• _REQUIREMENT_: Repeat the data below exactly, dropping any pictures it holds.

• _EXTRACTED MATERIAL_:
········
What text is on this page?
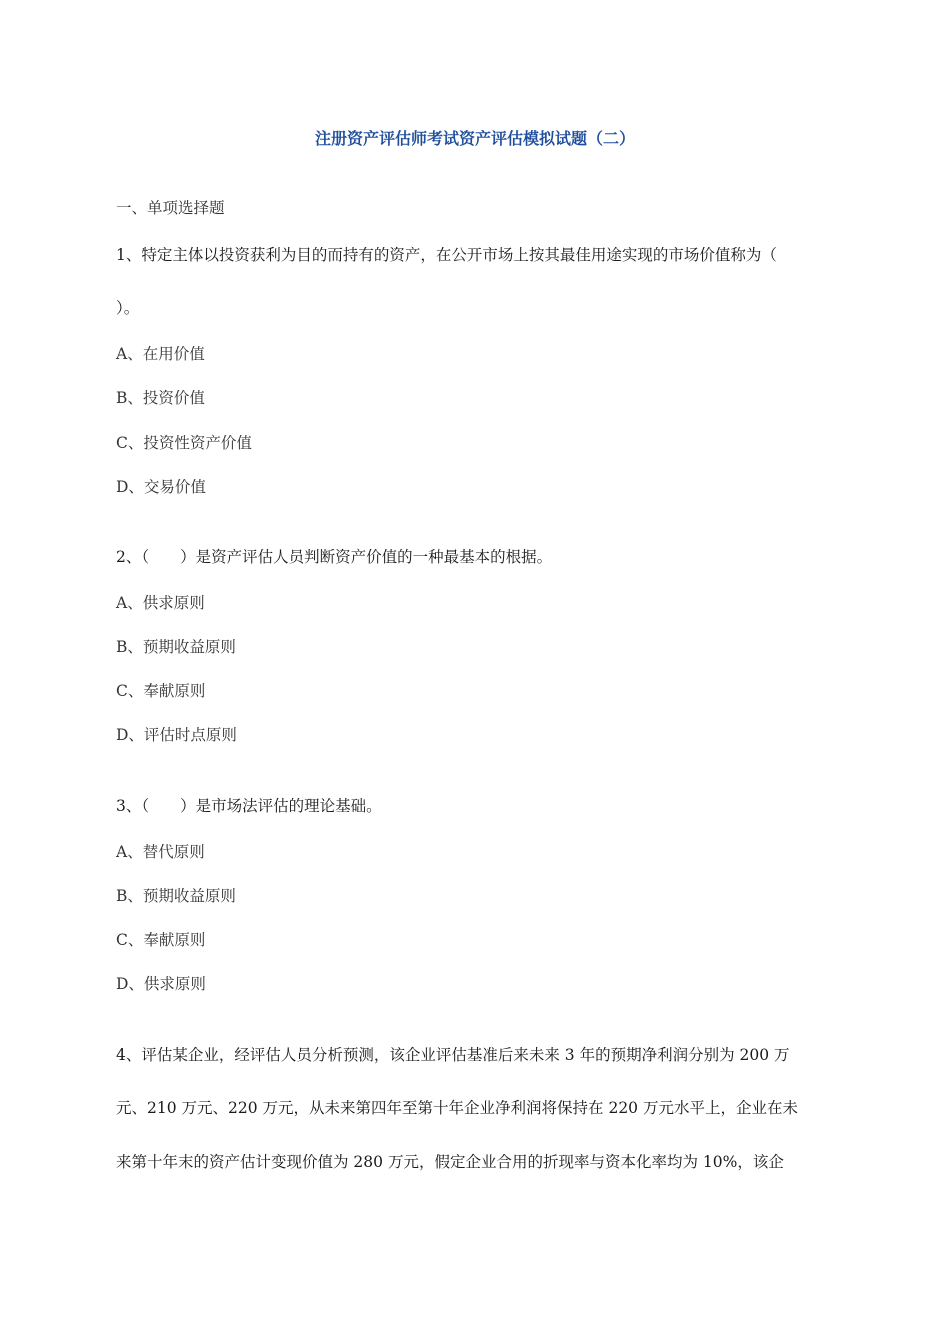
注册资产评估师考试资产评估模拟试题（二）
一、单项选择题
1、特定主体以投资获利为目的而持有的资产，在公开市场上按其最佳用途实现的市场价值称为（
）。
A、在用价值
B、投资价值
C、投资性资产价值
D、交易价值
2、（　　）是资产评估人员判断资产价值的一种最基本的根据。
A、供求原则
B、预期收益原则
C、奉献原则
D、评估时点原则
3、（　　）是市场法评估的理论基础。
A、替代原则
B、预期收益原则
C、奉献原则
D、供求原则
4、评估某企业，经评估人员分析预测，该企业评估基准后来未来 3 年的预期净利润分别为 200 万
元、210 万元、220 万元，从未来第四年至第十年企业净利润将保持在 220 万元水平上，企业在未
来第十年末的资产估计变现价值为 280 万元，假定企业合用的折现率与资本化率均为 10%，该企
········
• _WORKED ANSWER_:
What text is on this page?
注册资产评估师考试资产评估模拟试题（二）
一、单项选择题
1、特定主体以投资获利为目的而持有的资产，在公开市场上按其最佳用途实现的市场价值称为（
）。
A、在用价值
B、投资价值
C、投资性资产价值
D、交易价值
2、（　　）是资产评估人员判断资产价值的一种最基本的根据。
A、供求原则
B、预期收益原则
C、奉献原则
D、评估时点原则
3、（　　）是市场法评估的理论基础。
A、替代原则
B、预期收益原则
C、奉献原则
D、供求原则
4、评估某企业，经评估人员分析预测，该企业评估基准后来未来 3 年的预期净利润分别为 200 万
元、210 万元、220 万元，从未来第四年至第十年企业净利润将保持在 220 万元水平上，企业在未
来第十年末的资产估计变现价值为 280 万元，假定企业合用的折现率与资本化率均为 10%，该企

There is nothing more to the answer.